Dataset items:
## Begin

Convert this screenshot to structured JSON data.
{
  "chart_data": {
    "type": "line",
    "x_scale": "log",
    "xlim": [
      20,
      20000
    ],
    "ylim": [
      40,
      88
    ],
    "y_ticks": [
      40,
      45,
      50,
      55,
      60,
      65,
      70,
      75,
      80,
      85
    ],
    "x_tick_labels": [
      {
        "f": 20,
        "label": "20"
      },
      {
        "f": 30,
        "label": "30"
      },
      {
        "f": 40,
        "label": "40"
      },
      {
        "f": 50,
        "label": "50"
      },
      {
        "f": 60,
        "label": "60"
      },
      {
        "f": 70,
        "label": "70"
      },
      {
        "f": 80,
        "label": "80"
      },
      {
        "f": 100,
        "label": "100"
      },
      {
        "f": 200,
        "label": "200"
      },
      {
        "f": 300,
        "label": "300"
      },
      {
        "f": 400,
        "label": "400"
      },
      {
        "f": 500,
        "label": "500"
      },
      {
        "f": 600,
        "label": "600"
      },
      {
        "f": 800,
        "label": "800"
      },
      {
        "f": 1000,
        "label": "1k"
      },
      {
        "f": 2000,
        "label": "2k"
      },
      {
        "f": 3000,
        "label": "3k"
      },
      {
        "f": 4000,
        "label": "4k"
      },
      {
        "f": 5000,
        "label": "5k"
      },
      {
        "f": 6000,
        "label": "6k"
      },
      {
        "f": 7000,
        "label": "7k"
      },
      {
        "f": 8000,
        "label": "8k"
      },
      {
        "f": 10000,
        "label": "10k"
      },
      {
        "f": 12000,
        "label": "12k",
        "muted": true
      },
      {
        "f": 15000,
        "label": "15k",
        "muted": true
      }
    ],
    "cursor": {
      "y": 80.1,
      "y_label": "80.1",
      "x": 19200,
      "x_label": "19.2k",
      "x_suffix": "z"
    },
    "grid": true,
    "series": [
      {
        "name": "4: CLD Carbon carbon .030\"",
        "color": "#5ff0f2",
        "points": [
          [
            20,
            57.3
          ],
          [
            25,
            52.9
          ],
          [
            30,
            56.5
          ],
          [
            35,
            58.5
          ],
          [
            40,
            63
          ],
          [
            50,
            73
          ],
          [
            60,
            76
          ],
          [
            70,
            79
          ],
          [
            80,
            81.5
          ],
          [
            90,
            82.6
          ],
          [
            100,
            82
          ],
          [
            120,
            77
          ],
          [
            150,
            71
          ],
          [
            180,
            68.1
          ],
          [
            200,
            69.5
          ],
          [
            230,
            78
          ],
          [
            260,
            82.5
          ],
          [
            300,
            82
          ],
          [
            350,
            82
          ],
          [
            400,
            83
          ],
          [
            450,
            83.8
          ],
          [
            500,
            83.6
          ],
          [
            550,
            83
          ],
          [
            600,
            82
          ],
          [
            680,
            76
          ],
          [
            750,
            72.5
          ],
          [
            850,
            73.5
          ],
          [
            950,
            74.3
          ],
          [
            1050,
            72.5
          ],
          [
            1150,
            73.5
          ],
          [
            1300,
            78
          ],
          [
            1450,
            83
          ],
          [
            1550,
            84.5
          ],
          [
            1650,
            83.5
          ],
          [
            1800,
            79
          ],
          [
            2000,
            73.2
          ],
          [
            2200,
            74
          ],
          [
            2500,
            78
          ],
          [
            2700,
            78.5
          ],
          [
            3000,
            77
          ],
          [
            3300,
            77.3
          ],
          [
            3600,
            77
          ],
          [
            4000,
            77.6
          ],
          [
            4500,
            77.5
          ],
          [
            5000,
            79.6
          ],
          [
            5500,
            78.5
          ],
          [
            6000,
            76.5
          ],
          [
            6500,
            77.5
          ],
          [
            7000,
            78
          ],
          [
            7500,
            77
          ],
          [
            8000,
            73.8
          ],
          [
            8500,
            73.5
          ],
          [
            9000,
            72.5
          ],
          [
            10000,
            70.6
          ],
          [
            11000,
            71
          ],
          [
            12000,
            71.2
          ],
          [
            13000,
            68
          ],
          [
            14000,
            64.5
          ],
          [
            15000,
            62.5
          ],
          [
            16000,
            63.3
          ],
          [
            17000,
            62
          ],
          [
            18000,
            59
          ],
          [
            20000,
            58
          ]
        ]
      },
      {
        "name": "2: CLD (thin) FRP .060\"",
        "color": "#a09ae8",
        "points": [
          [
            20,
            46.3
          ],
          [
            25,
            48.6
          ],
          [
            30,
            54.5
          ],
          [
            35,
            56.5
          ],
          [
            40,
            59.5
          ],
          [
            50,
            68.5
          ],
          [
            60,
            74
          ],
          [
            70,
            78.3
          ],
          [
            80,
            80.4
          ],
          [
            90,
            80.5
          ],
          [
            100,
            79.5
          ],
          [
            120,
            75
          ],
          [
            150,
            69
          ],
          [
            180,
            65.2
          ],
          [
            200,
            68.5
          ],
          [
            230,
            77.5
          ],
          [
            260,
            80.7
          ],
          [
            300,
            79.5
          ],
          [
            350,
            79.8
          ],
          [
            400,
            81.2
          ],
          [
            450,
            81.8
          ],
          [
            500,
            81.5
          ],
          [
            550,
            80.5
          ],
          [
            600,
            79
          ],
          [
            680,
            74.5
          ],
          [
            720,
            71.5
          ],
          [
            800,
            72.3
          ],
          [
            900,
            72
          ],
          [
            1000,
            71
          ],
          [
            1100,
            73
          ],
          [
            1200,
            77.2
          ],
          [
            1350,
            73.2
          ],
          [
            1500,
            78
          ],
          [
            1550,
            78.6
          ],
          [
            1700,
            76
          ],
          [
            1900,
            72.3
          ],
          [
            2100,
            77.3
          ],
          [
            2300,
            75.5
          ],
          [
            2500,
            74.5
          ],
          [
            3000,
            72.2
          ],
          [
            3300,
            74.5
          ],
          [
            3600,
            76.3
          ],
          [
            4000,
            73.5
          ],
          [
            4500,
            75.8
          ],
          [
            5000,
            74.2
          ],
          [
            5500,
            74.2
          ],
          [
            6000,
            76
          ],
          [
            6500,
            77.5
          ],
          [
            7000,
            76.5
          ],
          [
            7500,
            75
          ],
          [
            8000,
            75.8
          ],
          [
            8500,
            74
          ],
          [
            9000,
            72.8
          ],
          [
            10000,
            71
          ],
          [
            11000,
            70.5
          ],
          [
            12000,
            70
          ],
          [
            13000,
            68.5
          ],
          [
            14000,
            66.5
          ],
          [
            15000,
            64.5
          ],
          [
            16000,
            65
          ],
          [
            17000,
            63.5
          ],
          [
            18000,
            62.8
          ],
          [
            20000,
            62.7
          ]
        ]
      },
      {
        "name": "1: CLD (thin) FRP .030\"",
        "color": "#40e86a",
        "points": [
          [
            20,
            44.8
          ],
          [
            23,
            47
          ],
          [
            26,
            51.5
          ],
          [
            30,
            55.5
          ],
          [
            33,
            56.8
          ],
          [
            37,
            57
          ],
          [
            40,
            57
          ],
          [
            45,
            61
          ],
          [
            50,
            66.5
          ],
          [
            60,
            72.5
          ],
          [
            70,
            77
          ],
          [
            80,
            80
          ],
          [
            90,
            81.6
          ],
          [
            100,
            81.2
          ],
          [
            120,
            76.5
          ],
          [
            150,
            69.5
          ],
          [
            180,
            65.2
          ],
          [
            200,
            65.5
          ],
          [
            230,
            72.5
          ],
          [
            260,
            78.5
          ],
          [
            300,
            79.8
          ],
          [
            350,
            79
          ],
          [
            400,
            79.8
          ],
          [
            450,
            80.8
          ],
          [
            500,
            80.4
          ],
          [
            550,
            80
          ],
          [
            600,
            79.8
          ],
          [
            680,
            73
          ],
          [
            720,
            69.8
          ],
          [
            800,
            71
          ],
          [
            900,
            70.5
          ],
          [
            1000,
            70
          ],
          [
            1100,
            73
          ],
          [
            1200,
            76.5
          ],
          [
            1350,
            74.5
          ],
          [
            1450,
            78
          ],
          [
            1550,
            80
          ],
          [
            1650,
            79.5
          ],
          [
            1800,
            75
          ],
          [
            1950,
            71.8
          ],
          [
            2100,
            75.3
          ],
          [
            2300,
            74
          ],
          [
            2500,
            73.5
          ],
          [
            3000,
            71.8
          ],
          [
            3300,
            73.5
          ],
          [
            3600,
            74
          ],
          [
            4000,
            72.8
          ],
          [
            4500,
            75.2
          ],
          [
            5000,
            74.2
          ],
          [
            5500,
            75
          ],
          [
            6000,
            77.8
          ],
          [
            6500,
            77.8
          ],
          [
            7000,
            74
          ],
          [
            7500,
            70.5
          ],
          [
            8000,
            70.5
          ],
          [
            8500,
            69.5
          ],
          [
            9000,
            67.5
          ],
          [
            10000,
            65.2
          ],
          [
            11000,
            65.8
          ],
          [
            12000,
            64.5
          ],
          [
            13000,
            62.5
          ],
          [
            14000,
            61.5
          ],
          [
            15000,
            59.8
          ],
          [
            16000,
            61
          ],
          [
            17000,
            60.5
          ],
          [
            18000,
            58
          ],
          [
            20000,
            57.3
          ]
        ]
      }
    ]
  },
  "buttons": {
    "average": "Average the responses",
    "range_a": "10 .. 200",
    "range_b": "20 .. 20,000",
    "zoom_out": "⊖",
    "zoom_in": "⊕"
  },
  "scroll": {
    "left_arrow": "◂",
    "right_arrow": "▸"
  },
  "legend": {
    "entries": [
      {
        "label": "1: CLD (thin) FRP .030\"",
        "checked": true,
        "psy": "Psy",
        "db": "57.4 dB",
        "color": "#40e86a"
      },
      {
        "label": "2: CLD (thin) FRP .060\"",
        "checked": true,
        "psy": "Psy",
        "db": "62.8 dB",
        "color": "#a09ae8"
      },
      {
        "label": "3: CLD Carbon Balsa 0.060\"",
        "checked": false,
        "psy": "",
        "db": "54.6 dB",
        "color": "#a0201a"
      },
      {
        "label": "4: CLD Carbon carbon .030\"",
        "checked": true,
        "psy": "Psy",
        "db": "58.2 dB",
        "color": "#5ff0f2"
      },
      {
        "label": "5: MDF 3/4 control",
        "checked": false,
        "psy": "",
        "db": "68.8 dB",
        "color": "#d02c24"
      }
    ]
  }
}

## End

What the task asks:
Which lines of the data include "name"? Copy each of them.

Answer below:
        "name": "4: CLD Carbon carbon .030\"",
        "name": "2: CLD (thin) FRP .060\"",
        "name": "1: CLD (thin) FRP .030\"",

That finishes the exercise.